▸ **Work to complete**
How many of these lines hold the string "writer"? Answer with the number only.

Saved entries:
_ _ _ _ _

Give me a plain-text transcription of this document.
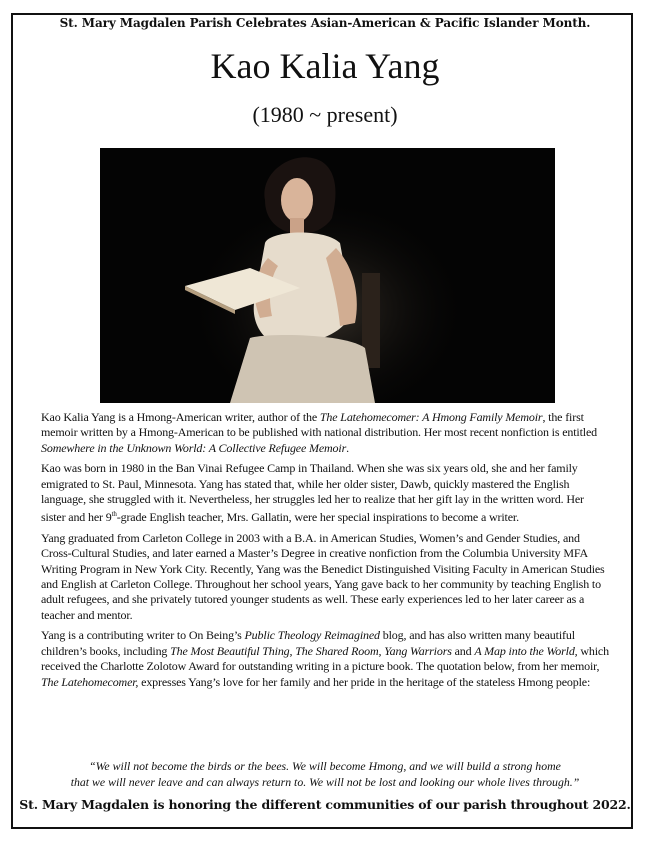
St. Mary Magdalen Parish Celebrates Asian-American & Pacific Islander Month.
Kao Kalia Yang
(1980 ~ present)

Kao Kalia Yang is a Hmong-American writer, author of the The Latehomecomer: A Hmong Family Memoir, the first memoir written by a Hmong-American to be published with national distribution. Her most recent nonfiction is entitled Somewhere in the Unknown World: A Collective Refugee Memoir.

Kao was born in 1980 in the Ban Vinai Refugee Camp in Thailand. When she was six years old, she and her family emigrated to St. Paul, Minnesota. Yang has stated that, while her older sister, Dawb, quickly mastered the English language, she struggled with it. Nevertheless, her struggles led her to realize that her gift lay in the written word. Her sister and her 9th-grade English teacher, Mrs. Gallatin, were her special inspirations to become a writer.

Yang graduated from Carleton College in 2003 with a B.A. in American Studies, Women’s and Gender Studies, and Cross-Cultural Studies, and later earned a Master’s Degree in creative nonfiction from the Columbia University MFA Writing Program in New York City. Recently, Yang was the Benedict Distinguished Visiting Faculty in American Studies and English at Carleton College. Throughout her school years, Yang gave back to her community by teaching English to adult refugees, and she privately tutored younger students as well. These early experiences led to her later career as a teacher and mentor.

Yang is a contributing writer to On Being’s Public Theology Reimagined blog, and has also written many beautiful children’s books, including The Most Beautiful Thing, The Shared Room, Yang Warriors and A Map into the World, which received the Charlotte Zolotow Award for outstanding writing in a picture book. The quotation below, from her memoir, The Latehomecomer, expresses Yang’s love for her family and her pride in the heritage of the stateless Hmong people:

“We will not become the birds or the bees. We will become Hmong, and we will build a strong home
that we will never leave and can always return to. We will not be lost and looking our whole lives through.”
St. Mary Magdalen is honoring the different communities of our parish throughout 2022.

_ _ _ _ _

▸ **Written solution**
3